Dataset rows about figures
==*==

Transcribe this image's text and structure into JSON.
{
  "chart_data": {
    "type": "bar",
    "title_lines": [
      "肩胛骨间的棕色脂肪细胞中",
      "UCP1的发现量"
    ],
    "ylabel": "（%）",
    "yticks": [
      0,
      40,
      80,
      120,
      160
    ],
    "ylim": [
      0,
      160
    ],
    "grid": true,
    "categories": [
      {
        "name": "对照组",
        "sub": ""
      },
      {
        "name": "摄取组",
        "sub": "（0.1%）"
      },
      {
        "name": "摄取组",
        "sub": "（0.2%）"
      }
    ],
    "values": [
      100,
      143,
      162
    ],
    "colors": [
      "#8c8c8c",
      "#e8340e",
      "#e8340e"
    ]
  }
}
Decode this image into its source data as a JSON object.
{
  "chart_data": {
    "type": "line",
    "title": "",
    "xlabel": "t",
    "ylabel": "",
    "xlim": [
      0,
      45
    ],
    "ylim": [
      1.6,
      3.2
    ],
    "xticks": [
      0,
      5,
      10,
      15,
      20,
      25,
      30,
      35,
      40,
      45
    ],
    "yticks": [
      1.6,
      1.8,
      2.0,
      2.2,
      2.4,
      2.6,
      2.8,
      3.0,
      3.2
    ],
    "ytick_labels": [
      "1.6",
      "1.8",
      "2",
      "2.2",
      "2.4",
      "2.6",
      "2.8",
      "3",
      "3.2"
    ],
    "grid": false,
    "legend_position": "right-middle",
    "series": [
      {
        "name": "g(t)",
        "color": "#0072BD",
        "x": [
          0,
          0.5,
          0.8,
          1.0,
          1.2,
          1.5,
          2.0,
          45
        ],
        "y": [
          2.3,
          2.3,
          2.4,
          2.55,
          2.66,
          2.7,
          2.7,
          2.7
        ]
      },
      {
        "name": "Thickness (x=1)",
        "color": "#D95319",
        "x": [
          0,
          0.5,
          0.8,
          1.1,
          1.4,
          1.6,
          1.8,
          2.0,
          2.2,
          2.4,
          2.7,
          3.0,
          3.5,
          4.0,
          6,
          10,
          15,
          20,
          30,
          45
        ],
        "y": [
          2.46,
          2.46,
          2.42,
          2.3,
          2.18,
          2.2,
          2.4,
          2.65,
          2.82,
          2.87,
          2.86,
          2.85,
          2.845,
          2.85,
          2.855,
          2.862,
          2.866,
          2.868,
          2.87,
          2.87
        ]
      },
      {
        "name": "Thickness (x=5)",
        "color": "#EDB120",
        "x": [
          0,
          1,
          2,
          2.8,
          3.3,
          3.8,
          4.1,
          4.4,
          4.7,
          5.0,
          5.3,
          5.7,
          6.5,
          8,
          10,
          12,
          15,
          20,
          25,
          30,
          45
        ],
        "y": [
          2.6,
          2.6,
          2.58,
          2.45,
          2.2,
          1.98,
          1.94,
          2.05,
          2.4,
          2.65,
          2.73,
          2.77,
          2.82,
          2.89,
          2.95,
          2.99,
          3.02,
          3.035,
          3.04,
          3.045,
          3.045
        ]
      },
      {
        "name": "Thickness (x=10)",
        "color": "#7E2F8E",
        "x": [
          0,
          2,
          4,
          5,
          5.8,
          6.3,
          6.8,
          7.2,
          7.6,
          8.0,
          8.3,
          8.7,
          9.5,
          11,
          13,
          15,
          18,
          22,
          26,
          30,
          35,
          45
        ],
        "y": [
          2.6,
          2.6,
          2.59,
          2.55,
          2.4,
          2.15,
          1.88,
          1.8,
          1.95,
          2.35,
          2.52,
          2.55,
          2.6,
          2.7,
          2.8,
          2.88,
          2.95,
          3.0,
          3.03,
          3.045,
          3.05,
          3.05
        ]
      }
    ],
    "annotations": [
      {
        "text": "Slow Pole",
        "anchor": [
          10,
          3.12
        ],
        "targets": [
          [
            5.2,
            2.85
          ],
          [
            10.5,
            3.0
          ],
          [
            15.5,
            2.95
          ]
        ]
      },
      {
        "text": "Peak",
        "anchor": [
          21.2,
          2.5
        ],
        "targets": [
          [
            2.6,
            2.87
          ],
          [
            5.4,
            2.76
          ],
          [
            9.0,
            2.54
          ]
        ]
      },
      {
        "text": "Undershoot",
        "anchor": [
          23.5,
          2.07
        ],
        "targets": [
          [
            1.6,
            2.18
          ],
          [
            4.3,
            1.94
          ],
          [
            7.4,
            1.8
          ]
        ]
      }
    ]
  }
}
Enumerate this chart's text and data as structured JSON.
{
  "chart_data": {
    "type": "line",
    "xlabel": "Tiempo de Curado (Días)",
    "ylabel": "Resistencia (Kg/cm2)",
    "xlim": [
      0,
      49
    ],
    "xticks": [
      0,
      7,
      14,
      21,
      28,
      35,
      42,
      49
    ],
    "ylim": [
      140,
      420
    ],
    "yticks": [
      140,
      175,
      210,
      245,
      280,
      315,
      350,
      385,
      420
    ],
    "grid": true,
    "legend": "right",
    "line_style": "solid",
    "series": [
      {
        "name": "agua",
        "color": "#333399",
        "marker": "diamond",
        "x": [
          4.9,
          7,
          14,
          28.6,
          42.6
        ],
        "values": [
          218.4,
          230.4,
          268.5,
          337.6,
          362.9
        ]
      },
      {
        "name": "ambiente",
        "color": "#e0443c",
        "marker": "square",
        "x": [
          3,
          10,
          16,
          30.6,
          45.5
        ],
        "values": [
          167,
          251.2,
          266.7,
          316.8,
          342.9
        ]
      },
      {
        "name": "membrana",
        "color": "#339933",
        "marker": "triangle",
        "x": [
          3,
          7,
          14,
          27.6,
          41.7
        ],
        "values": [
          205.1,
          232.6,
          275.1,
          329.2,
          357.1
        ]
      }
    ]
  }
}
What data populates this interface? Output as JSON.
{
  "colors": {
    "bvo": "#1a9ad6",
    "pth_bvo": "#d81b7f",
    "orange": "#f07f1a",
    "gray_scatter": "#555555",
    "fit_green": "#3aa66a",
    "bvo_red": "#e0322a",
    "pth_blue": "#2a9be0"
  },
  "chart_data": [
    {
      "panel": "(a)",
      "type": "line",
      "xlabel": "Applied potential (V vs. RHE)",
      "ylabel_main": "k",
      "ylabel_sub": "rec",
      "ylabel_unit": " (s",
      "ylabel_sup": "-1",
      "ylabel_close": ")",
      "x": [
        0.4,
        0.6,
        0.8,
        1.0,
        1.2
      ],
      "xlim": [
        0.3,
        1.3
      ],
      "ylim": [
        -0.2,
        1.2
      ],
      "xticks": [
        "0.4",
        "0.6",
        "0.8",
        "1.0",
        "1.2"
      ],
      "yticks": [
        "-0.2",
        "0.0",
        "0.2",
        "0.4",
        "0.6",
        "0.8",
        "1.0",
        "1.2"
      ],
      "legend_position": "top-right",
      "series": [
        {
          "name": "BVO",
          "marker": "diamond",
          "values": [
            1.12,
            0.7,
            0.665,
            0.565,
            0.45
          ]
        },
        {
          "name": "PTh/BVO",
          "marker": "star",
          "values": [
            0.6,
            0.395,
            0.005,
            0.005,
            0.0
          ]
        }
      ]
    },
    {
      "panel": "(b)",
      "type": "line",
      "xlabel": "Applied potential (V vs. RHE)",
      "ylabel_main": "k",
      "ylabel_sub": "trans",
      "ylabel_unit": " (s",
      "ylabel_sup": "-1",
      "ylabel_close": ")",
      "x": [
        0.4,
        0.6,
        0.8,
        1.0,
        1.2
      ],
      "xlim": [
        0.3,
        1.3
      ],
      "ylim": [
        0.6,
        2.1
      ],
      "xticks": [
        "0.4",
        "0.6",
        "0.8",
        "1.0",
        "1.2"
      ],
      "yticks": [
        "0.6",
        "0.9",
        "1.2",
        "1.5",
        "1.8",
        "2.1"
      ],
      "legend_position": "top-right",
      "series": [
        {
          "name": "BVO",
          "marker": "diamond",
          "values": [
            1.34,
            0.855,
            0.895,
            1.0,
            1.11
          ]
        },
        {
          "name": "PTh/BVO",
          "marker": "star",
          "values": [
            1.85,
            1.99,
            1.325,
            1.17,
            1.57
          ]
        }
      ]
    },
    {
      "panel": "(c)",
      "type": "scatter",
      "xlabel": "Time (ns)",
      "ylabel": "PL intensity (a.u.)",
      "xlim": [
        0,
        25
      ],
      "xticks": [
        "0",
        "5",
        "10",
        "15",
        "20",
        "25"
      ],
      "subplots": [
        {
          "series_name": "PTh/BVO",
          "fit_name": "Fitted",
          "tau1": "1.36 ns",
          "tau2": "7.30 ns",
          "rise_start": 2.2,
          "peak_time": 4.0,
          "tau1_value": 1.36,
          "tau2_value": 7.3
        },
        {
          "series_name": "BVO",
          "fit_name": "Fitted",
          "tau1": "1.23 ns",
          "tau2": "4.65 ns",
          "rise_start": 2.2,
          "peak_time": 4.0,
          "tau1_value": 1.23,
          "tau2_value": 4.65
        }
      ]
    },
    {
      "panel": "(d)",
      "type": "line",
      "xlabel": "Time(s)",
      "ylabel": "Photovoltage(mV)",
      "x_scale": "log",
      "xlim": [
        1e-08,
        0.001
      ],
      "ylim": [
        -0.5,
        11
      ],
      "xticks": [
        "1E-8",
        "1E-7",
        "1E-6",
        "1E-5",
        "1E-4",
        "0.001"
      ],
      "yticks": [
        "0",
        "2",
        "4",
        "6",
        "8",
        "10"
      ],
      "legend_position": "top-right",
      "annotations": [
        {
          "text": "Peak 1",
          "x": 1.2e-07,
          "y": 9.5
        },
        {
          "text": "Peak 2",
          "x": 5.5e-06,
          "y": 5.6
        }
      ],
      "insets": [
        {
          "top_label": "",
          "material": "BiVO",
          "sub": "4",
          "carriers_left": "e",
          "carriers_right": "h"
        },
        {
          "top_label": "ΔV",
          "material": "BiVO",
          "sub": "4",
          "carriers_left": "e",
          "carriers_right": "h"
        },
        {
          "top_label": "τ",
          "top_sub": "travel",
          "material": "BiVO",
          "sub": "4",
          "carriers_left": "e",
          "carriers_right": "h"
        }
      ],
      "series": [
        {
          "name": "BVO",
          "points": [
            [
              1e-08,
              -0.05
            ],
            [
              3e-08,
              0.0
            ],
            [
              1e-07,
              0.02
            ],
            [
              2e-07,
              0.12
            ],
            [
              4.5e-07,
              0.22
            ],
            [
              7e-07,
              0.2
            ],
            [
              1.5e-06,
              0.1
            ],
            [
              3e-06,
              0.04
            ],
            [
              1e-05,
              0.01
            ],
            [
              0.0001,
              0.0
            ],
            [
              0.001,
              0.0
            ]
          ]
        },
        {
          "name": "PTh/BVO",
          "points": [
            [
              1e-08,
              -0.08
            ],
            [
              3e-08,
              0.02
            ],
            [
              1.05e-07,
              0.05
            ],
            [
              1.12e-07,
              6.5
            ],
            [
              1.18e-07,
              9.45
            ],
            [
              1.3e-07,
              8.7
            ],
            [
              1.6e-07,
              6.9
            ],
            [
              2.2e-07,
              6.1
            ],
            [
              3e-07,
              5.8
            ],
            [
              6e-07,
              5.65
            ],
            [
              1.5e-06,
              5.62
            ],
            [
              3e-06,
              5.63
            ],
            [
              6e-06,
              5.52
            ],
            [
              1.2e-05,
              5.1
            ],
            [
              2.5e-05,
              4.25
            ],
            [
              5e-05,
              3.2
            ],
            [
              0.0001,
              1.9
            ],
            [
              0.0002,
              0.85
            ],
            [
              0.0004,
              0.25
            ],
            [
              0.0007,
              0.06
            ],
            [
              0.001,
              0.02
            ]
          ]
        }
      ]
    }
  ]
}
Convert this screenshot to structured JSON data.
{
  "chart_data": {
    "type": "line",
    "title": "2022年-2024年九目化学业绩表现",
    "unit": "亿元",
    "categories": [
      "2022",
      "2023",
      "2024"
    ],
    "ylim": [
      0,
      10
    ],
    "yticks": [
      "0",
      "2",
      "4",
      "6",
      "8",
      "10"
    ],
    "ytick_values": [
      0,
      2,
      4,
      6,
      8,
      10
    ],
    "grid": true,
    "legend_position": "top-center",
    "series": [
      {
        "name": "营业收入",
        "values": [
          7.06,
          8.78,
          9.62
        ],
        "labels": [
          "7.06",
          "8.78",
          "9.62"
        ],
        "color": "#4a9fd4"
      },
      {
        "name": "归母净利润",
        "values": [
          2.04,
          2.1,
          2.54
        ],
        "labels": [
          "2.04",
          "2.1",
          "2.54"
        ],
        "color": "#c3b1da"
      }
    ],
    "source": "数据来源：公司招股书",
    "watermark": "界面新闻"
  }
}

==*==

> [Task statement]
Working from the listing above, pick out every line that has "xlabel" and copy it.

> [Answer to the problem]
    "xlabel": "t",
    "xlabel": "Tiempo de Curado (Días)",
      "xlabel": "Applied potential (V vs. RHE)",
      "xlabel": "Applied potential (V vs. RHE)",
      "xlabel": "Time (ns)",
      "xlabel": "Time(s)",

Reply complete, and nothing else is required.